■ Brief
Note each line where "condition" appears, and copy it.

■ Entries supplied
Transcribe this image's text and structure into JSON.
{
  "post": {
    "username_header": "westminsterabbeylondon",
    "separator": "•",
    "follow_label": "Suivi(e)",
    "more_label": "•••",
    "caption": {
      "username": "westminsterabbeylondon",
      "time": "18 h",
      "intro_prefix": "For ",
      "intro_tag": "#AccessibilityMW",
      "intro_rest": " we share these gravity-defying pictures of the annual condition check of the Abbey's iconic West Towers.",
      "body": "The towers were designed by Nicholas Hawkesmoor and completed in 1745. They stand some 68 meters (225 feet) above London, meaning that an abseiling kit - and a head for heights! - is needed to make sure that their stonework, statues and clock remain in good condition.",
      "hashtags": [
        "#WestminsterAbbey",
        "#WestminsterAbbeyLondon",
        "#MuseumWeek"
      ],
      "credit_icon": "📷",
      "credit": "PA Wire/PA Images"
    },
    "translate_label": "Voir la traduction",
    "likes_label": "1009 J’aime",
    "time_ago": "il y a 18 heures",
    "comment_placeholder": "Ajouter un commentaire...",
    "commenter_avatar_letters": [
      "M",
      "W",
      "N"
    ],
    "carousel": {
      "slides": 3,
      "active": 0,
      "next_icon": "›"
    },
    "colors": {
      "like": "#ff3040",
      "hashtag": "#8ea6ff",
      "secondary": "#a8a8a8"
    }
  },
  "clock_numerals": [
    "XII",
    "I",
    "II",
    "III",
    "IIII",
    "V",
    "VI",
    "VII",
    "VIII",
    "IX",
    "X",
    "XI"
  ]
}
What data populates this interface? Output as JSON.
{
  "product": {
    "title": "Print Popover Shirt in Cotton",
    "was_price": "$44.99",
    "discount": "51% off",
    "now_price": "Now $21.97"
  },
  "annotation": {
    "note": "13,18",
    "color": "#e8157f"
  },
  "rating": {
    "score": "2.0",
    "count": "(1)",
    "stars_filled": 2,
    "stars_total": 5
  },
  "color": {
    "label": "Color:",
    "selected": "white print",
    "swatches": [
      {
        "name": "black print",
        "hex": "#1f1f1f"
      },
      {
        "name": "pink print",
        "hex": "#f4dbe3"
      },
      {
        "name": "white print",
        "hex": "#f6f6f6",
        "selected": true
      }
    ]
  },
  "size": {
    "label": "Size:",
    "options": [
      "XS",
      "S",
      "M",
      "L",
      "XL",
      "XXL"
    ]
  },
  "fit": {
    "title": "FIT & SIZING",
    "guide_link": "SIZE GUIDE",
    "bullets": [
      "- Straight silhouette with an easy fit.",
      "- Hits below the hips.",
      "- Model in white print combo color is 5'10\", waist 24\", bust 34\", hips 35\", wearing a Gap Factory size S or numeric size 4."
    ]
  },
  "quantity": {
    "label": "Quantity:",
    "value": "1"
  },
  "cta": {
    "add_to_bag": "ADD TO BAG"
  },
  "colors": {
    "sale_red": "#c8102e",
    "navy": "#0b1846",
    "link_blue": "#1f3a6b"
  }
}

■ Task solution
      "intro_rest": " we share these gravity-defying pictures of the annual condition check of the Abbey's iconic West Towers.",
      "body": "The towers were designed by Nicholas Hawkesmoor and completed in 1745. They stand some 68 meters (225 feet) above London, meaning that an abseiling kit - and a head for heights! - is needed to make sure that their stonework, statues and clock remain in good condition.",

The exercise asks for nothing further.